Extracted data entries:
* * * * * * * * *

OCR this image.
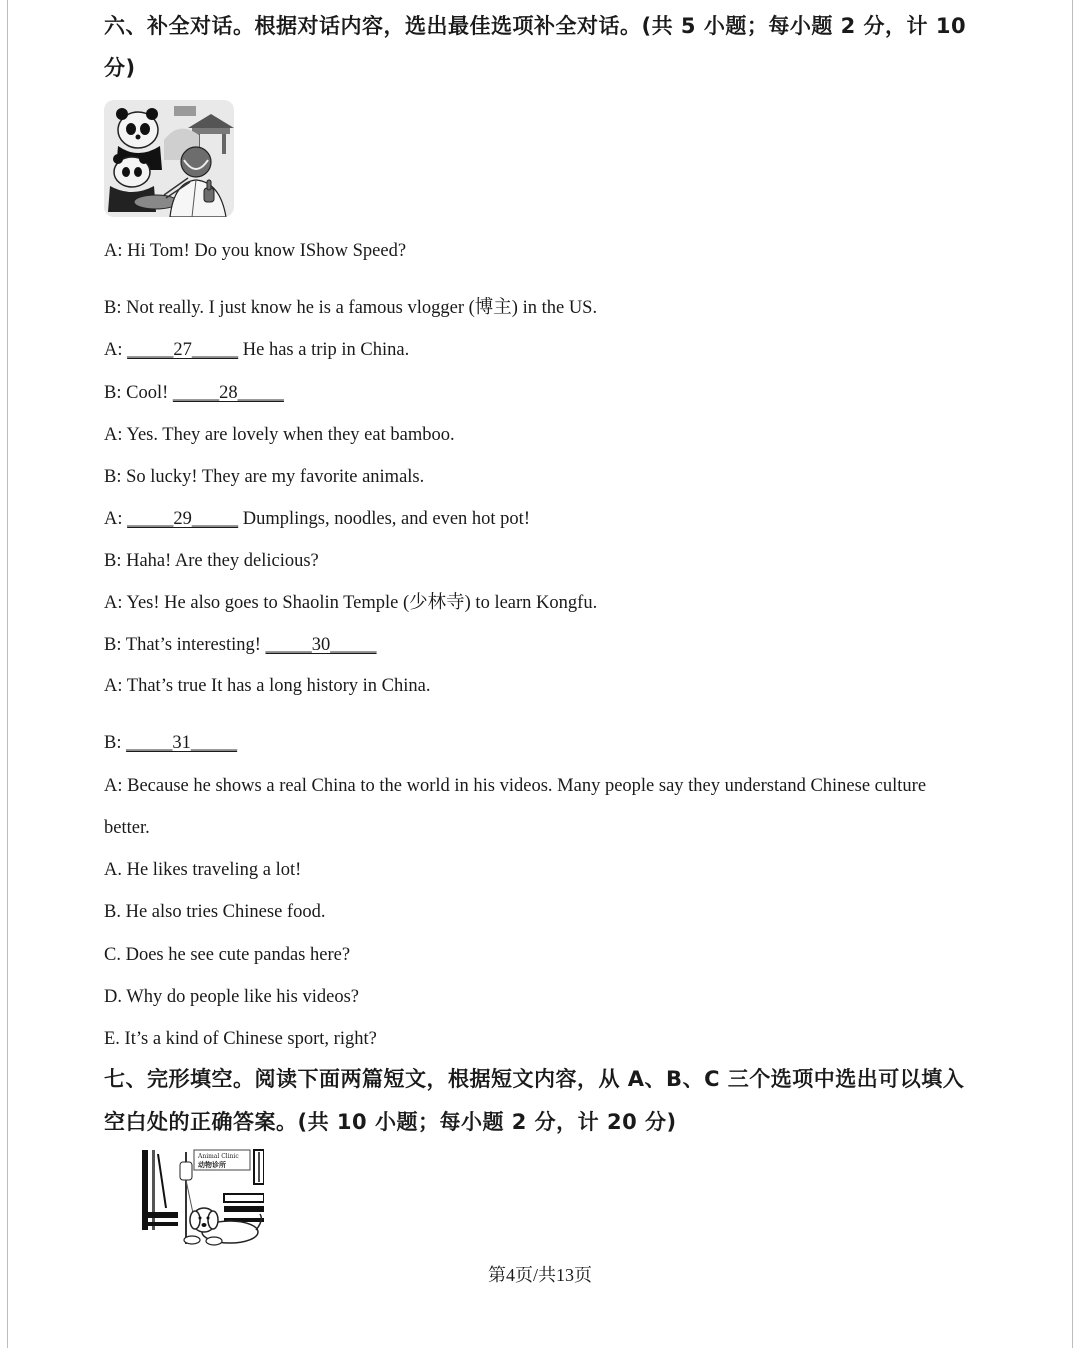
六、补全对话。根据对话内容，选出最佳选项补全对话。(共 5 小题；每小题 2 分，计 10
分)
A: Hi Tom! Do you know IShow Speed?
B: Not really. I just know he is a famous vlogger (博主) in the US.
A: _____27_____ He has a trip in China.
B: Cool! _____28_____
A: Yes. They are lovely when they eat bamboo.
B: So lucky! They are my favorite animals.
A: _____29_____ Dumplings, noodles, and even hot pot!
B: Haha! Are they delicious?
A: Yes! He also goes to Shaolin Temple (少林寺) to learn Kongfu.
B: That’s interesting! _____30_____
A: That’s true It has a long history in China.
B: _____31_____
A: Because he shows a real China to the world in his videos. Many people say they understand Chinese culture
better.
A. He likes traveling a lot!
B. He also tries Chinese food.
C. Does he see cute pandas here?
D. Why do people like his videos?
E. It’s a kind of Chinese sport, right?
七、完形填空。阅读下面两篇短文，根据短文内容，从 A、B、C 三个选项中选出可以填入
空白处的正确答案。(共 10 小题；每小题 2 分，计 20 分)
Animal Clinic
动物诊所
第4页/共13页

* * * * * * * * *

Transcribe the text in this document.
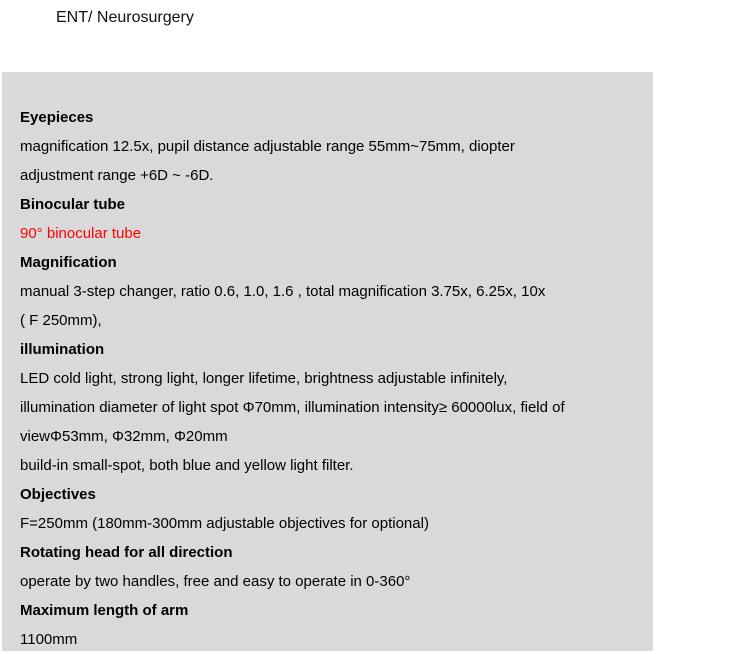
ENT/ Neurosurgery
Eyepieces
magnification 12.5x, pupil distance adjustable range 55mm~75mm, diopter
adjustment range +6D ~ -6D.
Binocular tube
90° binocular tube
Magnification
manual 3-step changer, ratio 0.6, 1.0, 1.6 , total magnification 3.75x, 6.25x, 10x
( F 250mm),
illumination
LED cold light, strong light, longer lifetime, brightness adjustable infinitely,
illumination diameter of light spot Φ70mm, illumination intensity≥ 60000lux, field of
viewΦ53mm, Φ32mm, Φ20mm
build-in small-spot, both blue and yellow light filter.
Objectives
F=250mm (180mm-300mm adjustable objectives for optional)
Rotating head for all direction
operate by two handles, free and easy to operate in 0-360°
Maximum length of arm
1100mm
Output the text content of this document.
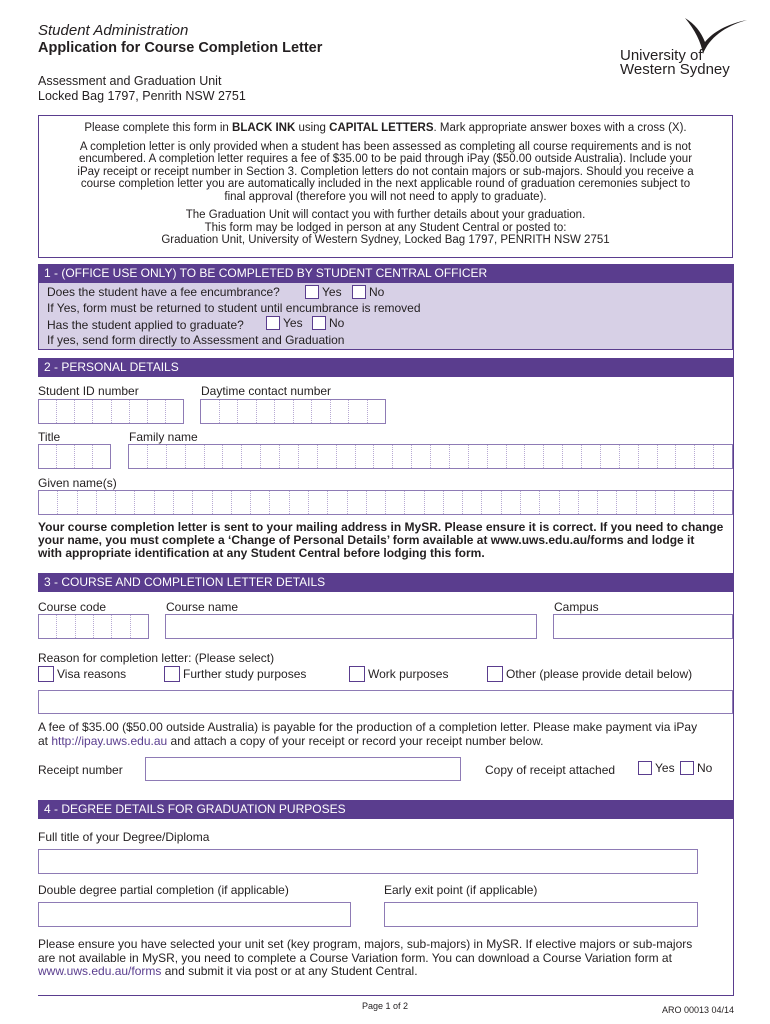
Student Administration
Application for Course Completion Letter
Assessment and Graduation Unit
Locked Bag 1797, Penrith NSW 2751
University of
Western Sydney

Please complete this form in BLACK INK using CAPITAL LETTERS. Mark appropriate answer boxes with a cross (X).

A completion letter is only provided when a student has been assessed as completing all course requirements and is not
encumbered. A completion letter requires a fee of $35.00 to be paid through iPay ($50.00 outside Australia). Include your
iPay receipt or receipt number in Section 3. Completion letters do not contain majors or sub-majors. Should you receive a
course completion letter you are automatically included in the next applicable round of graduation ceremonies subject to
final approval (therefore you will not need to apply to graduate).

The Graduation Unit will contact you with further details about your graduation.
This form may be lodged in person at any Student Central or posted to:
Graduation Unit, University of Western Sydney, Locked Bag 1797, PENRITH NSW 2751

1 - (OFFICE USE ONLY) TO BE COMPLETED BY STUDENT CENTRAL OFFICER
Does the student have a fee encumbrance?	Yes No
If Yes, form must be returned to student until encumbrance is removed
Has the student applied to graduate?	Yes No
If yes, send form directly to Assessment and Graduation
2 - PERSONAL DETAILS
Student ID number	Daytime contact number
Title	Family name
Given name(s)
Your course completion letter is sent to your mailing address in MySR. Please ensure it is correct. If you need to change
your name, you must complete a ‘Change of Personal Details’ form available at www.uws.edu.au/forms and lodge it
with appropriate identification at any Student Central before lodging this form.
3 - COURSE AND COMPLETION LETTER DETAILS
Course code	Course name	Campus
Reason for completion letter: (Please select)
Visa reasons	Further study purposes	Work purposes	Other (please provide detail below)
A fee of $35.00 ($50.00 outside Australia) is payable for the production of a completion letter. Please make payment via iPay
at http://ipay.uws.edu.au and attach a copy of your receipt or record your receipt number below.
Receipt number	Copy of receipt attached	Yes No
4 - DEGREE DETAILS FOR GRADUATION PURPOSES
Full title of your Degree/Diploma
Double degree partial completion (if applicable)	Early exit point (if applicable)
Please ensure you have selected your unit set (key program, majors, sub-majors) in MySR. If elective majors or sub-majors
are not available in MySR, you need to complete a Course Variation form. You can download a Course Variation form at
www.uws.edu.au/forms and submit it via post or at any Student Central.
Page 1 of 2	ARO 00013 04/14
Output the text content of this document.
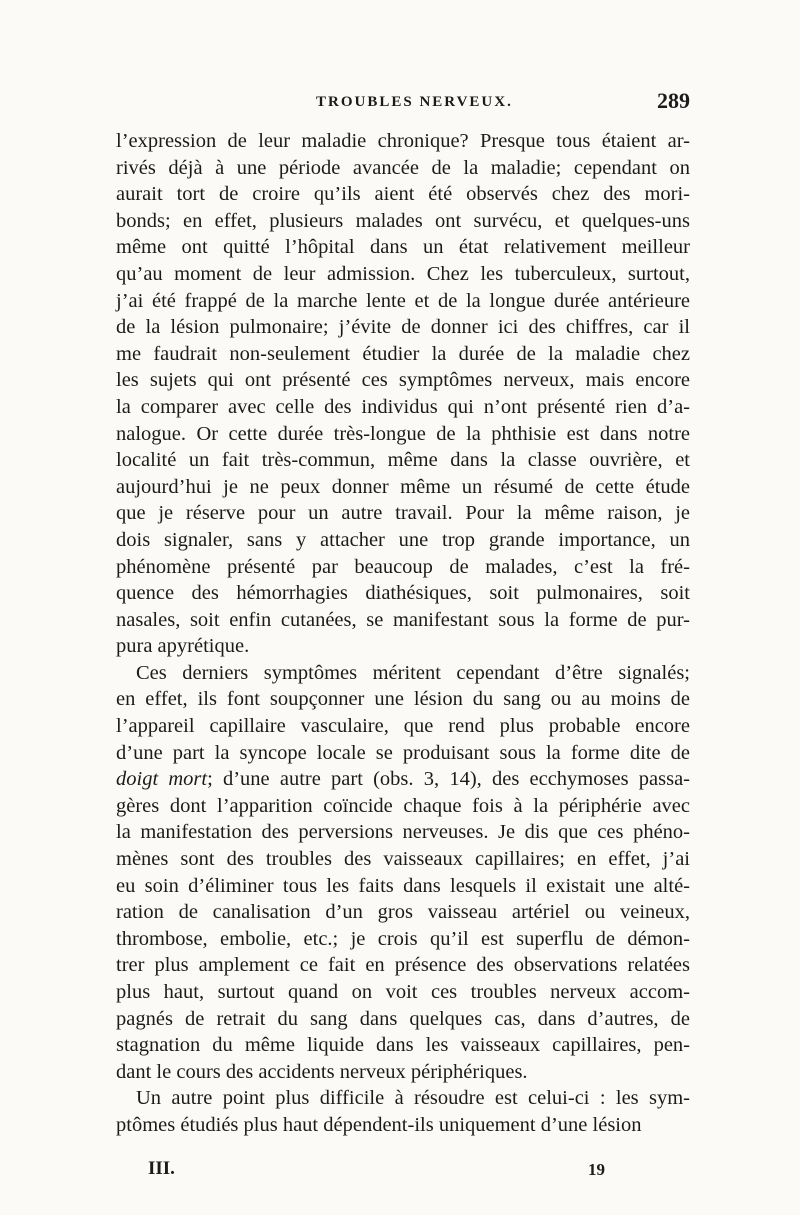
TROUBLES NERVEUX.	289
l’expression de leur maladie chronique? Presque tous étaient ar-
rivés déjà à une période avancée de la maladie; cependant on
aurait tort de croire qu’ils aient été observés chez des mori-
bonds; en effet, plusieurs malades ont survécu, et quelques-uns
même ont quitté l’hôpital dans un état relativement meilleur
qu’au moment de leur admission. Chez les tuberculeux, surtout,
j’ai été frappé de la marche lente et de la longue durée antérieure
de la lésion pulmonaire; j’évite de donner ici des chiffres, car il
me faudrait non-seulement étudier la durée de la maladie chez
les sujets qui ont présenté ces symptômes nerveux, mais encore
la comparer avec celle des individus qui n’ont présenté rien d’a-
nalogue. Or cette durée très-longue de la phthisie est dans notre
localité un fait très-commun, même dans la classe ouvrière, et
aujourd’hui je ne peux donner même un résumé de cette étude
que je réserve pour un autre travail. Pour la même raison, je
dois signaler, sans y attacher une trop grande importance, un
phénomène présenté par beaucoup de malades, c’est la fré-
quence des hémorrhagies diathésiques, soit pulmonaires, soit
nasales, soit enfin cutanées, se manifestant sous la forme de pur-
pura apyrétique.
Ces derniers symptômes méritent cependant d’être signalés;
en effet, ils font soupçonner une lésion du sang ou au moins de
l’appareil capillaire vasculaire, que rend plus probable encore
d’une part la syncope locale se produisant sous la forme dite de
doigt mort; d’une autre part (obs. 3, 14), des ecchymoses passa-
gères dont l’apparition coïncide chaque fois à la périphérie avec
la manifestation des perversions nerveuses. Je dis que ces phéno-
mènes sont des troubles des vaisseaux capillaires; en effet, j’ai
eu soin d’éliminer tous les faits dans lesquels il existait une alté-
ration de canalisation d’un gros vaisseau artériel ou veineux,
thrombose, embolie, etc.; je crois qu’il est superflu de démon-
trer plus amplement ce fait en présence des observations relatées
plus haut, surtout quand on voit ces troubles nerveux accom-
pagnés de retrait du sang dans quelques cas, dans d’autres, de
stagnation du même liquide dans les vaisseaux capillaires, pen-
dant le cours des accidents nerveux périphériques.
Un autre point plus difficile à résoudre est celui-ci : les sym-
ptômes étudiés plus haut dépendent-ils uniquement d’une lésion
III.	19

* * * * * * * * *

TASK INSTRUCTIONS: Your answer should be a single number: the count of lines holding the word "illumination".

WRITTEN ANSWER: 2